## WHAT TO DO
With pictures left out, retype exactly the lines from the one containing "Parse this screenshot: output" through the final line of the entries.

## RECORDED INFORMATION

↓

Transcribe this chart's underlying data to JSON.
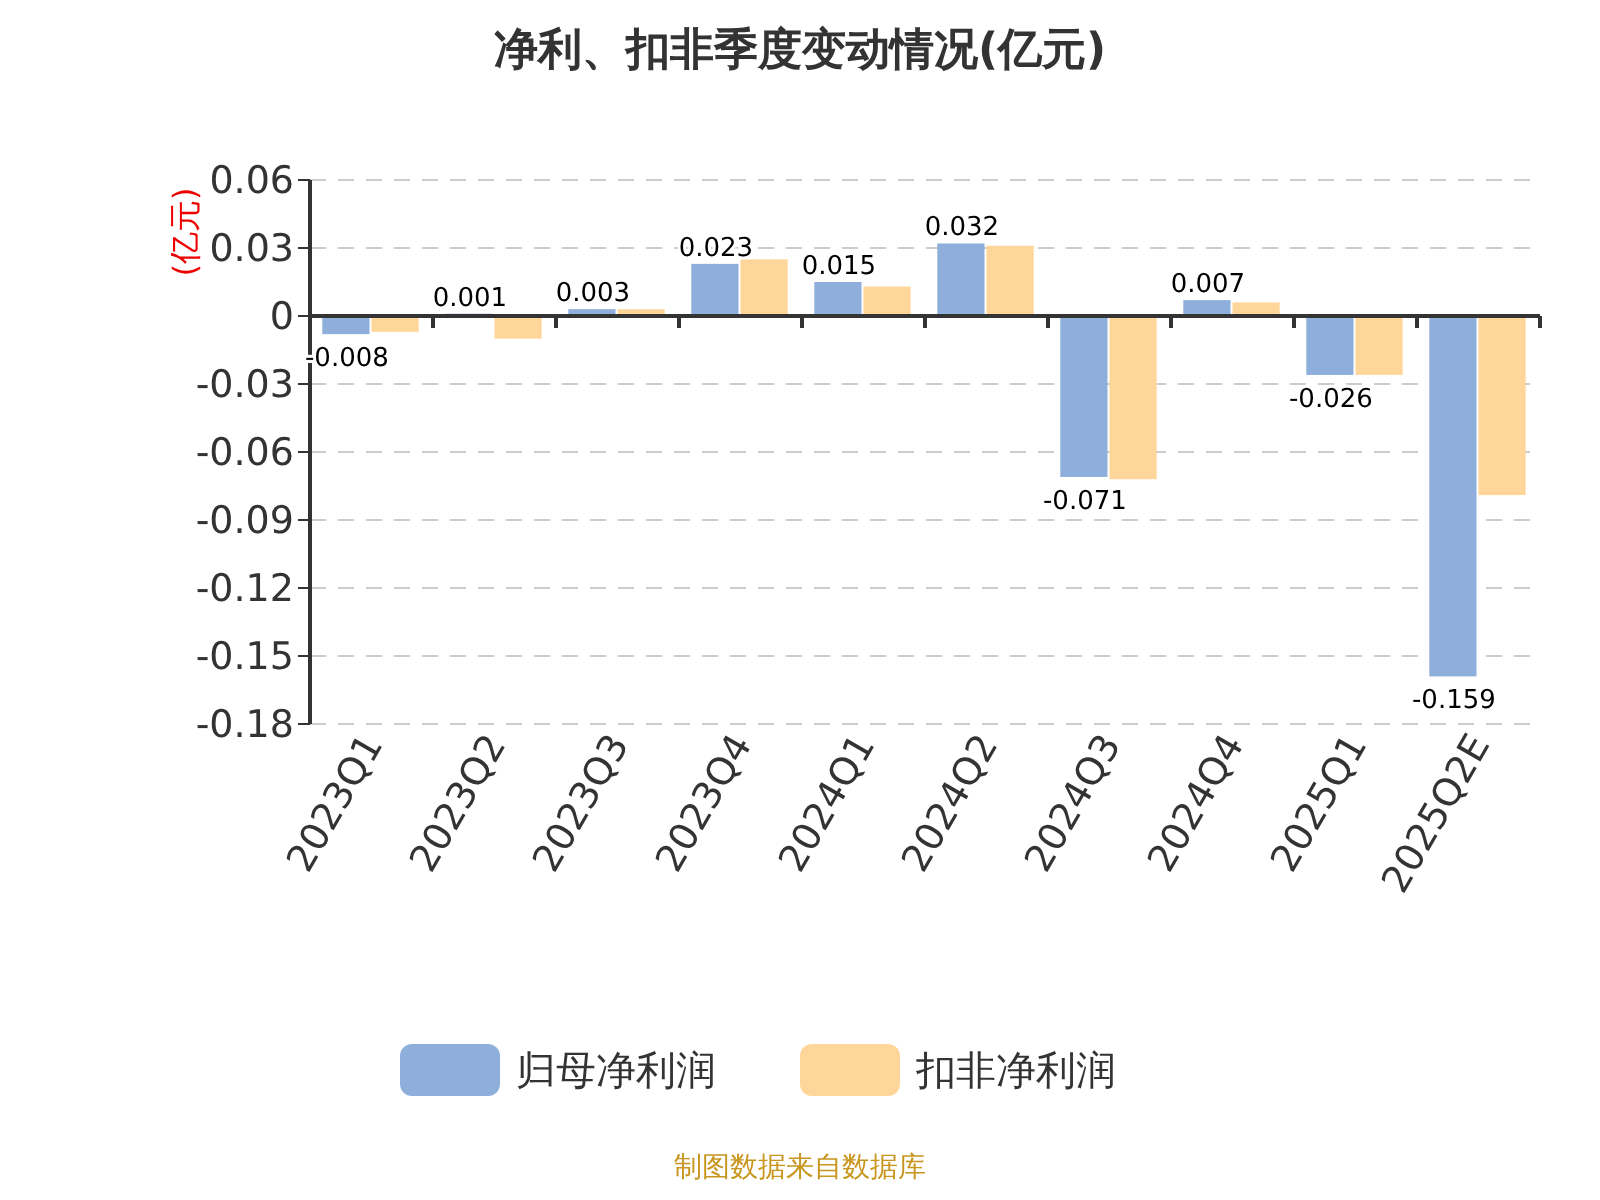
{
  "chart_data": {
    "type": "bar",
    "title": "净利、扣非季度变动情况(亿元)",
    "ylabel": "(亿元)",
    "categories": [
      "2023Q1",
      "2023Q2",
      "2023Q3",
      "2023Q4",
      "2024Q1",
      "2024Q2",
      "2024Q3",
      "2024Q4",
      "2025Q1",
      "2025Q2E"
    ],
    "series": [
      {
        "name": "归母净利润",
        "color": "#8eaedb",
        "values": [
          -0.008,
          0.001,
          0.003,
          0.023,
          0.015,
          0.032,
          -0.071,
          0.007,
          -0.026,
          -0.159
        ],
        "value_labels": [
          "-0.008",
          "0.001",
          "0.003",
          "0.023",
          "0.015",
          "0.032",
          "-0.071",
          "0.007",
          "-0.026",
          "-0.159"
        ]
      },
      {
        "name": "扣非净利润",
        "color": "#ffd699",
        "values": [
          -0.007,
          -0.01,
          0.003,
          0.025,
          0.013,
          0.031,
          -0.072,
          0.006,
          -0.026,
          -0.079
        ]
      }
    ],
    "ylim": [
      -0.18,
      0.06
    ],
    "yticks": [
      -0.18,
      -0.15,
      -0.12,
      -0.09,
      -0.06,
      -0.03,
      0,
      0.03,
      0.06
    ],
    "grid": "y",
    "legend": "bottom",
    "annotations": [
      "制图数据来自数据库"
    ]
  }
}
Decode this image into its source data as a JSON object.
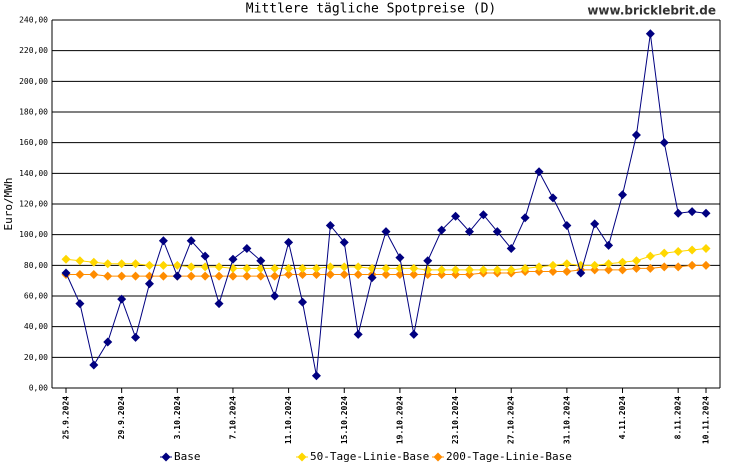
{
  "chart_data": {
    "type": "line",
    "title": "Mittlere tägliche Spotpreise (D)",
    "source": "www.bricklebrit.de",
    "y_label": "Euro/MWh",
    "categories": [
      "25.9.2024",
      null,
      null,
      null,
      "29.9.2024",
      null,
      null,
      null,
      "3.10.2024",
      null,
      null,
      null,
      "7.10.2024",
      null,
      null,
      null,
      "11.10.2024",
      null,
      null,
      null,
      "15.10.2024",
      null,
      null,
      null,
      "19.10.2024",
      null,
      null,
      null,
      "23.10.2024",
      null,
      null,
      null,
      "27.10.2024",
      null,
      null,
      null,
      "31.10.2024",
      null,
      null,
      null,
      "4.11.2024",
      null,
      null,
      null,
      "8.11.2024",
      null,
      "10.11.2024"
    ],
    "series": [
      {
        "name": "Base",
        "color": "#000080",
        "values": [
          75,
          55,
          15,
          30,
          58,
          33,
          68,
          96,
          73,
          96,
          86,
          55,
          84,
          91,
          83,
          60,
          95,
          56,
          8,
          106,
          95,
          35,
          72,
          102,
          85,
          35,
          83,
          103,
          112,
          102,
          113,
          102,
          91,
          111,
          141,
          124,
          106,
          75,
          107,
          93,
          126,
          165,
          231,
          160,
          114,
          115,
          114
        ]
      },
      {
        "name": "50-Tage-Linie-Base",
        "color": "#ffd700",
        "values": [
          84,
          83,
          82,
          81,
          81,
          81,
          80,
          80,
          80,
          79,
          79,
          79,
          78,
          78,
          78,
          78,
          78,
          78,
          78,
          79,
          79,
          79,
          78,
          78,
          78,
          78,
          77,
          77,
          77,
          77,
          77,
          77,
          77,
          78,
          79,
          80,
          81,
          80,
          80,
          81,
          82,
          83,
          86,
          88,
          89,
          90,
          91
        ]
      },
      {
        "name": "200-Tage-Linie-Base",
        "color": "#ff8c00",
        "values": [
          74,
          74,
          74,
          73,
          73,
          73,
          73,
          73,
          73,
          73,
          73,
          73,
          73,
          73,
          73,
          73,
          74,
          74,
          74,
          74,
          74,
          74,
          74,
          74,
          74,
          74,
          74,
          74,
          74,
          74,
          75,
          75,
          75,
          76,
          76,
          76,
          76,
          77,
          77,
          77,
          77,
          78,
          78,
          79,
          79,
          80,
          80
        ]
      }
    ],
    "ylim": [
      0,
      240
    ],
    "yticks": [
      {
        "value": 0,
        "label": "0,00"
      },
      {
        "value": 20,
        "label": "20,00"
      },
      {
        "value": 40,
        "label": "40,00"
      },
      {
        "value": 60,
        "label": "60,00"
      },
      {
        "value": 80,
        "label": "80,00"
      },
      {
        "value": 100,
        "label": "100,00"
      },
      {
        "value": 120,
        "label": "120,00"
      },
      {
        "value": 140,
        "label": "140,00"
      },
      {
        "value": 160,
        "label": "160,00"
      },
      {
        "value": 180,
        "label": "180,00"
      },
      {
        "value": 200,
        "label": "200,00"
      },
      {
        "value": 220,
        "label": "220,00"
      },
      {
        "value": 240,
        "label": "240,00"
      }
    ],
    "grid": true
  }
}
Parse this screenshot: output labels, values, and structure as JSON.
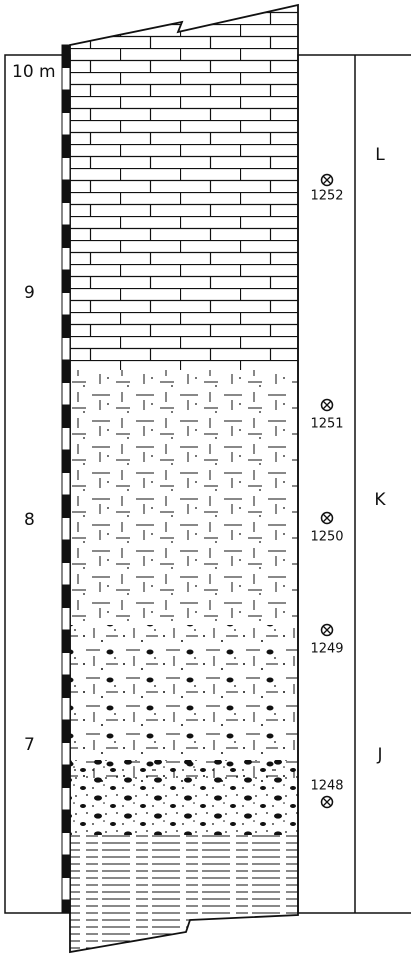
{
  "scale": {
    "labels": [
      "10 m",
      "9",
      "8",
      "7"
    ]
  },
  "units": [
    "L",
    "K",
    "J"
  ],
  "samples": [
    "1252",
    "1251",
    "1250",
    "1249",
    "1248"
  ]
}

↑

## SOLUTION
Parse this screenshot: output labels, values, and structure as JSON.
{
  "scale": {
    "labels": [
      "10 m",
      "9",
      "8",
      "7"
    ]
  },
  "units": [
    "L",
    "K",
    "J"
  ],
  "samples": [
    "1252",
    "1251",
    "1250",
    "1249",
    "1248"
  ]
}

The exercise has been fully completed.